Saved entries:
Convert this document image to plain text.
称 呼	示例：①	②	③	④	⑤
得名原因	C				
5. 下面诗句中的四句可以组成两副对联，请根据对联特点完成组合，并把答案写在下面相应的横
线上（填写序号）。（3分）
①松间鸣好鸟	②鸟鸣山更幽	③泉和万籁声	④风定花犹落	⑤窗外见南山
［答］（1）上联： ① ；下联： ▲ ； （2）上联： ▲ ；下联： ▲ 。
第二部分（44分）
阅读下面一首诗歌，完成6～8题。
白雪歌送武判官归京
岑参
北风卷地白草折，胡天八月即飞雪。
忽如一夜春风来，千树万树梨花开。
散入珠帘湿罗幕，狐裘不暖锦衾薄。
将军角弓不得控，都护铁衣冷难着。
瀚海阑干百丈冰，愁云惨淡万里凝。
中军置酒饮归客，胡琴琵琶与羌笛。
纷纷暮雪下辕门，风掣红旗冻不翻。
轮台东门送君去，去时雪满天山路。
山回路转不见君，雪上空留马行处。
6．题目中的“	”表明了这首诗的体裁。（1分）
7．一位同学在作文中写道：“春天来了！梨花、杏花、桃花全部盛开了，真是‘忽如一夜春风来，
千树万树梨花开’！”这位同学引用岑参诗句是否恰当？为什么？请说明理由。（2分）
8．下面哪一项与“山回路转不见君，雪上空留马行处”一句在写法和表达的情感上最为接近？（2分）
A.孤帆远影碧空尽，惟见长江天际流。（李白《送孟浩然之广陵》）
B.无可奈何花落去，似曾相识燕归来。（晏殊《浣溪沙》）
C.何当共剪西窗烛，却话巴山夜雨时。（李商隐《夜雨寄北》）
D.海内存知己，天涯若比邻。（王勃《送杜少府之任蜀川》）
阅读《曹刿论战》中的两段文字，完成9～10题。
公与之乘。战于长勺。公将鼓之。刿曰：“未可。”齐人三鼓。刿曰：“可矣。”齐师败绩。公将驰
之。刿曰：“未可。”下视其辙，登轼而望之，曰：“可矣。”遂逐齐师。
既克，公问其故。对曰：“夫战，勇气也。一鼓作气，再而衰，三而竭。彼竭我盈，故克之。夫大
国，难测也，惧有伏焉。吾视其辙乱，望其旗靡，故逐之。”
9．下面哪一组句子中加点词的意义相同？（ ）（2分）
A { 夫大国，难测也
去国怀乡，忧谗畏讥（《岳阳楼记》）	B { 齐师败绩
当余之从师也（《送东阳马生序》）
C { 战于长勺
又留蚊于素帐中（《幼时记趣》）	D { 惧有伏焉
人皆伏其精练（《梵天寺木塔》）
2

WHAT YOU ARE ASKED TO DO:
Extract every record and return it verbatim.

SOLUTION:
Convert this document image to plain text.
称 呼	示例：①	②	③	④	⑤
得名原因	C				
5. 下面诗句中的四句可以组成两副对联，请根据对联特点完成组合，并把答案写在下面相应的横
线上（填写序号）。（3分）
①松间鸣好鸟	②鸟鸣山更幽	③泉和万籁声	④风定花犹落	⑤窗外见南山
［答］（1）上联： ① ；下联： ▲ ； （2）上联： ▲ ；下联： ▲ 。
第二部分（44分）
阅读下面一首诗歌，完成6～8题。
白雪歌送武判官归京
岑参
北风卷地白草折，胡天八月即飞雪。
忽如一夜春风来，千树万树梨花开。
散入珠帘湿罗幕，狐裘不暖锦衾薄。
将军角弓不得控，都护铁衣冷难着。
瀚海阑干百丈冰，愁云惨淡万里凝。
中军置酒饮归客，胡琴琵琶与羌笛。
纷纷暮雪下辕门，风掣红旗冻不翻。
轮台东门送君去，去时雪满天山路。
山回路转不见君，雪上空留马行处。
6．题目中的“	”表明了这首诗的体裁。（1分）
7．一位同学在作文中写道：“春天来了！梨花、杏花、桃花全部盛开了，真是‘忽如一夜春风来，
千树万树梨花开’！”这位同学引用岑参诗句是否恰当？为什么？请说明理由。（2分）
8．下面哪一项与“山回路转不见君，雪上空留马行处”一句在写法和表达的情感上最为接近？（2分）
A.孤帆远影碧空尽，惟见长江天际流。（李白《送孟浩然之广陵》）
B.无可奈何花落去，似曾相识燕归来。（晏殊《浣溪沙》）
C.何当共剪西窗烛，却话巴山夜雨时。（李商隐《夜雨寄北》）
D.海内存知己，天涯若比邻。（王勃《送杜少府之任蜀川》）
阅读《曹刿论战》中的两段文字，完成9～10题。
公与之乘。战于长勺。公将鼓之。刿曰：“未可。”齐人三鼓。刿曰：“可矣。”齐师败绩。公将驰
之。刿曰：“未可。”下视其辙，登轼而望之，曰：“可矣。”遂逐齐师。
既克，公问其故。对曰：“夫战，勇气也。一鼓作气，再而衰，三而竭。彼竭我盈，故克之。夫大
国，难测也，惧有伏焉。吾视其辙乱，望其旗靡，故逐之。”
9．下面哪一组句子中加点词的意义相同？（ ）（2分）
A { 夫大国，难测也
去国怀乡，忧谗畏讥（《岳阳楼记》）	B { 齐师败绩
当余之从师也（《送东阳马生序》）
C { 战于长勺
又留蚊于素帐中（《幼时记趣》）	D { 惧有伏焉
人皆伏其精练（《梵天寺木塔》）
2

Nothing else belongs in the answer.